--- DATA SHOWN ---

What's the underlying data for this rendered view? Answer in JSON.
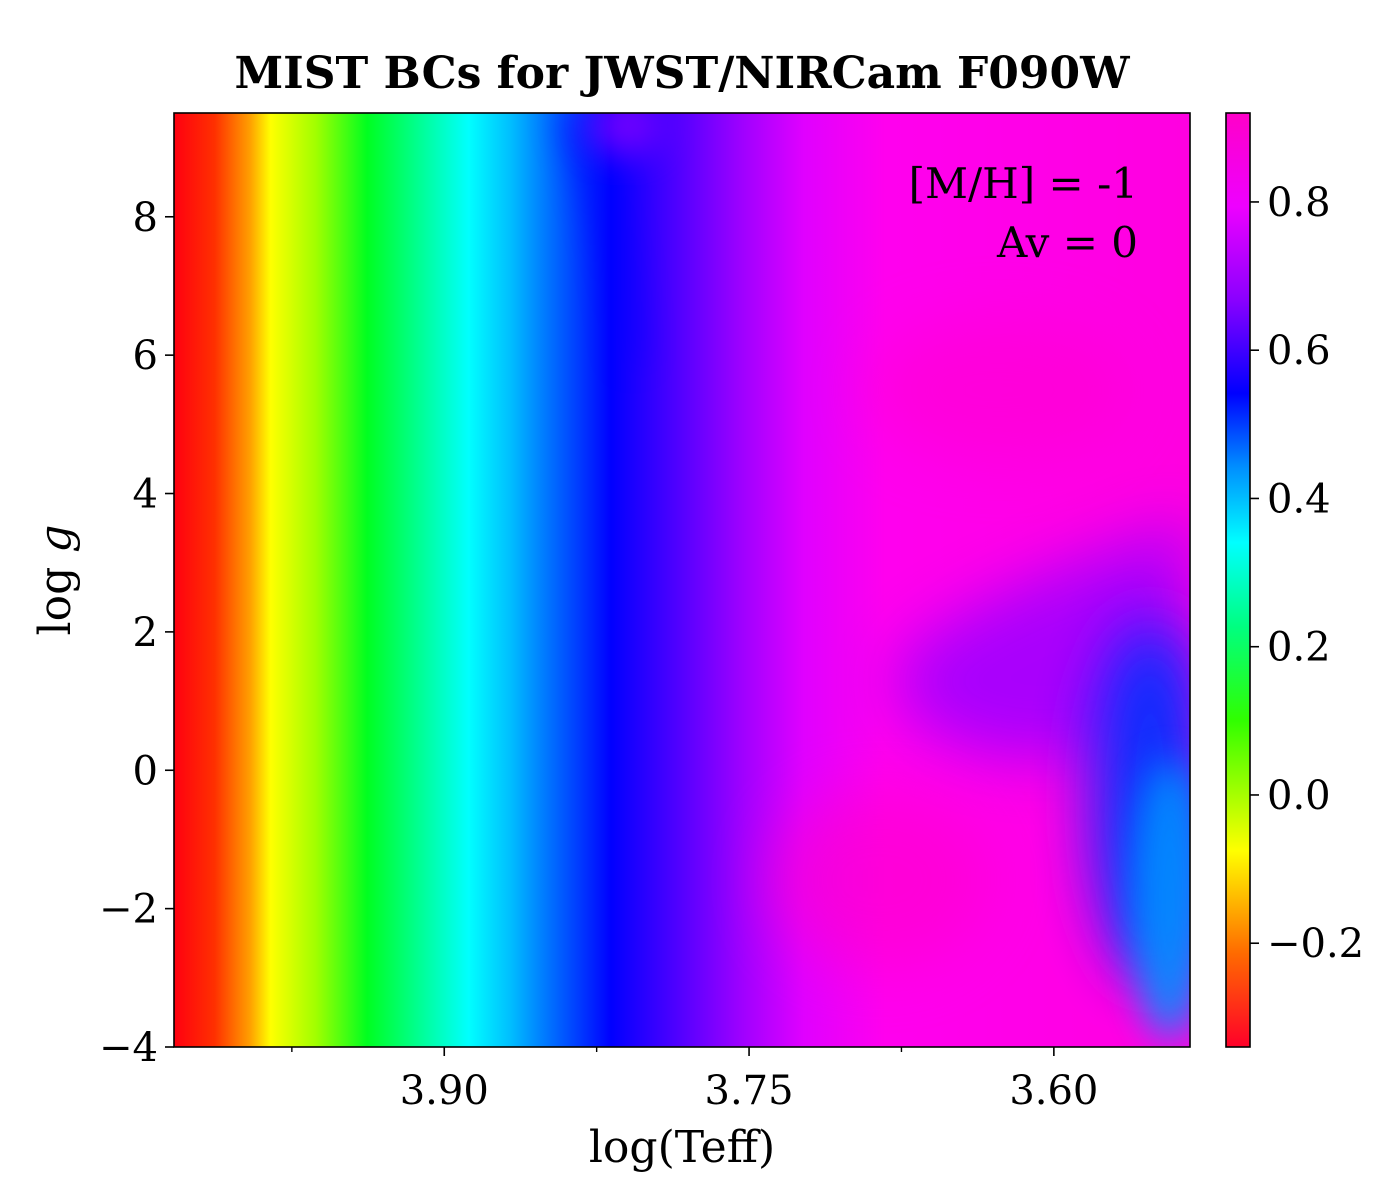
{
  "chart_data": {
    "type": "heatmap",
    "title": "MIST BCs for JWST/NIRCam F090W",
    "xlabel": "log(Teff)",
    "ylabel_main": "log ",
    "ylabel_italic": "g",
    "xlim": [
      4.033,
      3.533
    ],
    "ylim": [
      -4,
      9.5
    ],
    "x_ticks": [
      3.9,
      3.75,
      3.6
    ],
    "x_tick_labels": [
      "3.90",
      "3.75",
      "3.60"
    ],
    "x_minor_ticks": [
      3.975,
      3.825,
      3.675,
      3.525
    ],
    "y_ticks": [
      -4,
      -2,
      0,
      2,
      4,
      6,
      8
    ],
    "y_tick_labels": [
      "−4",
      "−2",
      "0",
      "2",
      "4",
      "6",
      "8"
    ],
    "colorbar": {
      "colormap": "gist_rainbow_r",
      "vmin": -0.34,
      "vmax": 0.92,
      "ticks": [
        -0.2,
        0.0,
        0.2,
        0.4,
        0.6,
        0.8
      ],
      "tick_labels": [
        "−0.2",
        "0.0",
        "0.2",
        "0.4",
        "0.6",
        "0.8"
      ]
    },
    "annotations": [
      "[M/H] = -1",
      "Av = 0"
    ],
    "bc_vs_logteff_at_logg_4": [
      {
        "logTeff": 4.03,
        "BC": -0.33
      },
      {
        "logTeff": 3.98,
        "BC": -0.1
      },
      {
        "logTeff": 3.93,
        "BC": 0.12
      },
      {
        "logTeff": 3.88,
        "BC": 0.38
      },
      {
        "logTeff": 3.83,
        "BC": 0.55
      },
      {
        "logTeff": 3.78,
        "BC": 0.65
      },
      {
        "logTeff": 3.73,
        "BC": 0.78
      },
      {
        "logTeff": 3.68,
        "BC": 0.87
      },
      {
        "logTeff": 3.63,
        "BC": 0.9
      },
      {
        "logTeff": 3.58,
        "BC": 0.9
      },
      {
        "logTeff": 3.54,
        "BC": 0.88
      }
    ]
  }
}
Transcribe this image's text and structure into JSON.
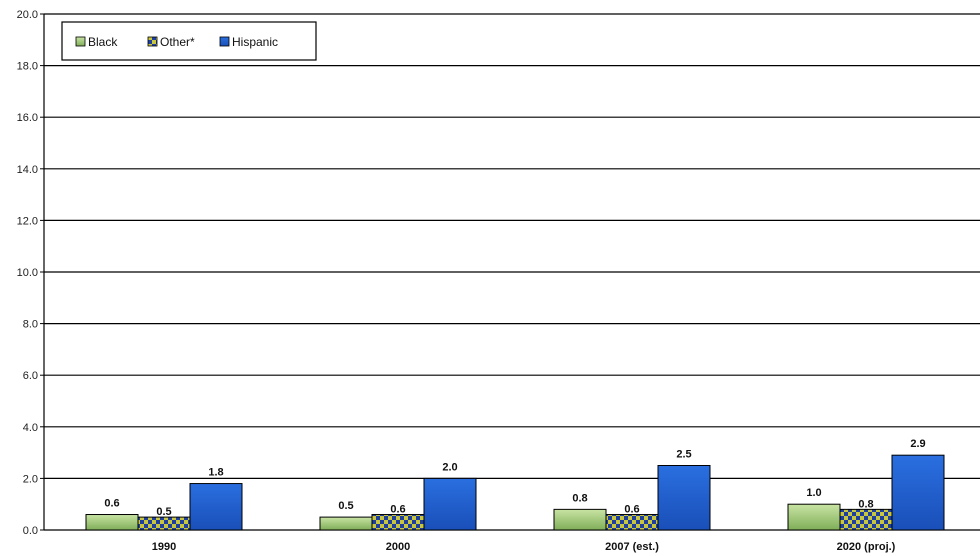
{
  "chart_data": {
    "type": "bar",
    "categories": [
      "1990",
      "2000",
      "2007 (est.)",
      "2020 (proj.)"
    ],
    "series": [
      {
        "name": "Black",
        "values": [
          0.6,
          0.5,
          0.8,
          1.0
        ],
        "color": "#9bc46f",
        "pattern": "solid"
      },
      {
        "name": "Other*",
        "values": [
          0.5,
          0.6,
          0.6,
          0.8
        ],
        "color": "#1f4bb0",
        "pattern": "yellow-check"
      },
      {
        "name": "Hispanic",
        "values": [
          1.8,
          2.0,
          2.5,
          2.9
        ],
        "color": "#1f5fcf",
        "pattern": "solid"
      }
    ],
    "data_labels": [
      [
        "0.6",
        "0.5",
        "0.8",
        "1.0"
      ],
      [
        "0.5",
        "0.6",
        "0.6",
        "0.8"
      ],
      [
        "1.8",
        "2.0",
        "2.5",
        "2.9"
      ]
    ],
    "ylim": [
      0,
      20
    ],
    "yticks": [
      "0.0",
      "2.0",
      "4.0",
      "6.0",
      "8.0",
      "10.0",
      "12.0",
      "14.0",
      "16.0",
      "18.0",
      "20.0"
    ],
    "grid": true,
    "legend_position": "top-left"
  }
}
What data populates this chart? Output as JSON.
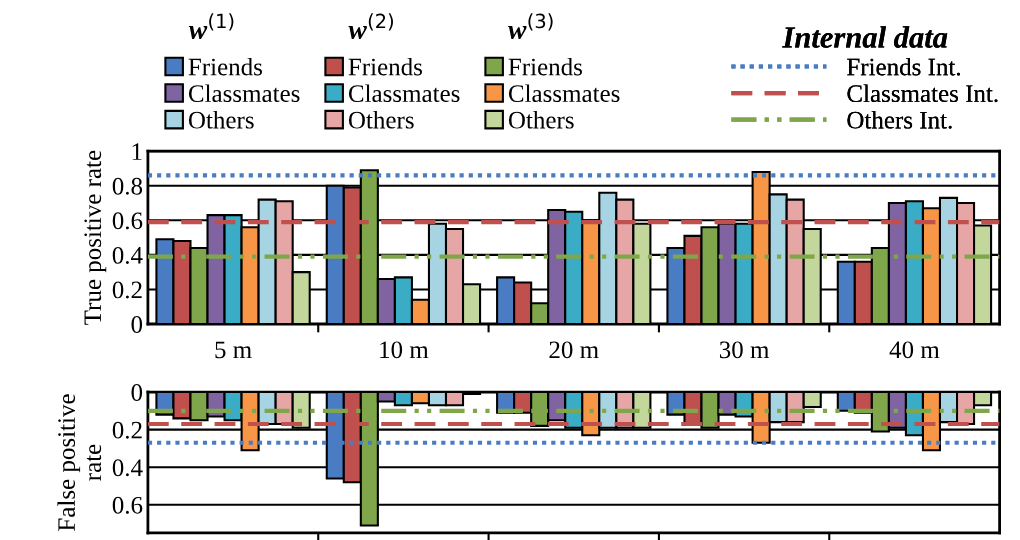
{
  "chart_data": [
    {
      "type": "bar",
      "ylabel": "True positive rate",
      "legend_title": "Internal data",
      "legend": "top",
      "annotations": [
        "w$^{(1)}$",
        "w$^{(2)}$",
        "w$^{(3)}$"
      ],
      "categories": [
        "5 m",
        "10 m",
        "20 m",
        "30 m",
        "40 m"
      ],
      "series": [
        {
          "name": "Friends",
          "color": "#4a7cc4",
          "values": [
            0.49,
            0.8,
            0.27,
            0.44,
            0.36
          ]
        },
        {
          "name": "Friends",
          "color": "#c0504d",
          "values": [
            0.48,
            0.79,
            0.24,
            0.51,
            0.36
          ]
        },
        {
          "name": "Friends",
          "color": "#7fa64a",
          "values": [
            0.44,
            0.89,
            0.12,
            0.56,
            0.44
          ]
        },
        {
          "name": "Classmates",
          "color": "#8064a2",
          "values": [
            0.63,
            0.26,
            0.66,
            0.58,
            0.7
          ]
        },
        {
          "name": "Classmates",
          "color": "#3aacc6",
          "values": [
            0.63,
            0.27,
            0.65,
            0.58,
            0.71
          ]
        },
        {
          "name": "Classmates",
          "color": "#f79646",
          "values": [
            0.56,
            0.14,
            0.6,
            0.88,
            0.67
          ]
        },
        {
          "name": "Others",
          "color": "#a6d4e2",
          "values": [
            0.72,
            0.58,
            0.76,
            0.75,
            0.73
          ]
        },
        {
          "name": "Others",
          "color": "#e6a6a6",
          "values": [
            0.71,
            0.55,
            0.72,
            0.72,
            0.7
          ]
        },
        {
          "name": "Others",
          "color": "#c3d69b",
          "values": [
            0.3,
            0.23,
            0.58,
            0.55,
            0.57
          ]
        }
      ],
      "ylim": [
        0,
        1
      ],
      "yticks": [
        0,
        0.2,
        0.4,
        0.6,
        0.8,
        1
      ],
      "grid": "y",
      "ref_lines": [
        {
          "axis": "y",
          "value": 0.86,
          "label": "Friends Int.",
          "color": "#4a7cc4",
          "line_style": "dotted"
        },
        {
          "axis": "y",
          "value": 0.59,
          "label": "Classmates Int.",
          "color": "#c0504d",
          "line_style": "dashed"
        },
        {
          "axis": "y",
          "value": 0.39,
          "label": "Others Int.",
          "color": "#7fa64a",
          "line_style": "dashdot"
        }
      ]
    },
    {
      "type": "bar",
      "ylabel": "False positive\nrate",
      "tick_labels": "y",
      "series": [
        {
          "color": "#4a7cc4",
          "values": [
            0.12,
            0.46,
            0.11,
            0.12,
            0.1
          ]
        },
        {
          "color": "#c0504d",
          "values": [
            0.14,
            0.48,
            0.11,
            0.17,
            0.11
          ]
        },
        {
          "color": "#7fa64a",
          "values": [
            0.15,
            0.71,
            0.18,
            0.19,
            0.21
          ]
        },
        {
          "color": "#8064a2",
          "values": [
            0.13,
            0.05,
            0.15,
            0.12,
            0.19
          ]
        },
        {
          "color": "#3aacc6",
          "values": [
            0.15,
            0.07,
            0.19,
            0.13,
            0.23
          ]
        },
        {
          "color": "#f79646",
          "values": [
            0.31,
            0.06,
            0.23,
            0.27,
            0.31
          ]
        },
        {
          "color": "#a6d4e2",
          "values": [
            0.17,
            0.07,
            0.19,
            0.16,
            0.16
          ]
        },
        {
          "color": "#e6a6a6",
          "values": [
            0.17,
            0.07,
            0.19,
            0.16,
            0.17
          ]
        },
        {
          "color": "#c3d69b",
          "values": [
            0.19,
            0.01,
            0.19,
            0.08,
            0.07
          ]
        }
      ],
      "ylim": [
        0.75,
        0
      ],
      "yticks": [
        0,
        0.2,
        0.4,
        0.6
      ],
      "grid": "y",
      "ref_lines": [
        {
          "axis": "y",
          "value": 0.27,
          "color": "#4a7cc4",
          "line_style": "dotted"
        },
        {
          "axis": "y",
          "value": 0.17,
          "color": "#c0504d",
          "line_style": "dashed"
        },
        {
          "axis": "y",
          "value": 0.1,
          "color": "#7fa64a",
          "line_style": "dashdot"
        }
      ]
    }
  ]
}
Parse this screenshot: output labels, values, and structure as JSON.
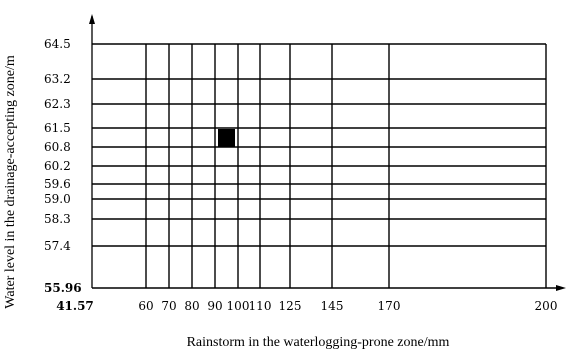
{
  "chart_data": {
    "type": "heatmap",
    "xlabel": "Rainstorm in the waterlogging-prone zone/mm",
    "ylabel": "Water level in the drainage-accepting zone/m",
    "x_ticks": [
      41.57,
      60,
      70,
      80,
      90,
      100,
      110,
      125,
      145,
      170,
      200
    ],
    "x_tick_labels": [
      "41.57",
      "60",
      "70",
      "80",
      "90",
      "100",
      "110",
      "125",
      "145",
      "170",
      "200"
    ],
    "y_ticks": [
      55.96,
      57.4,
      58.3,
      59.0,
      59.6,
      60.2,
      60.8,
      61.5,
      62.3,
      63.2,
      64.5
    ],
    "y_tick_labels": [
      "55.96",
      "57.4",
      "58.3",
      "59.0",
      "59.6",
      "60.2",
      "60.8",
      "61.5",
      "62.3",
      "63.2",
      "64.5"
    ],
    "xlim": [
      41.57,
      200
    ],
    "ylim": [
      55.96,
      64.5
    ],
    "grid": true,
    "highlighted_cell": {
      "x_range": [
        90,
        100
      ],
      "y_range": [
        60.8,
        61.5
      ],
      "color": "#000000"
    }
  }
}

---

# [WHAT YOU HAVE TO DO]
Scan the listing above and copy all lines containing the word "structure".

# [SOLUTION TO THIS TASK]
Transcribe this image's text and structure into JSON.
Parse this screenshot: output labels, values, and structure as JSON.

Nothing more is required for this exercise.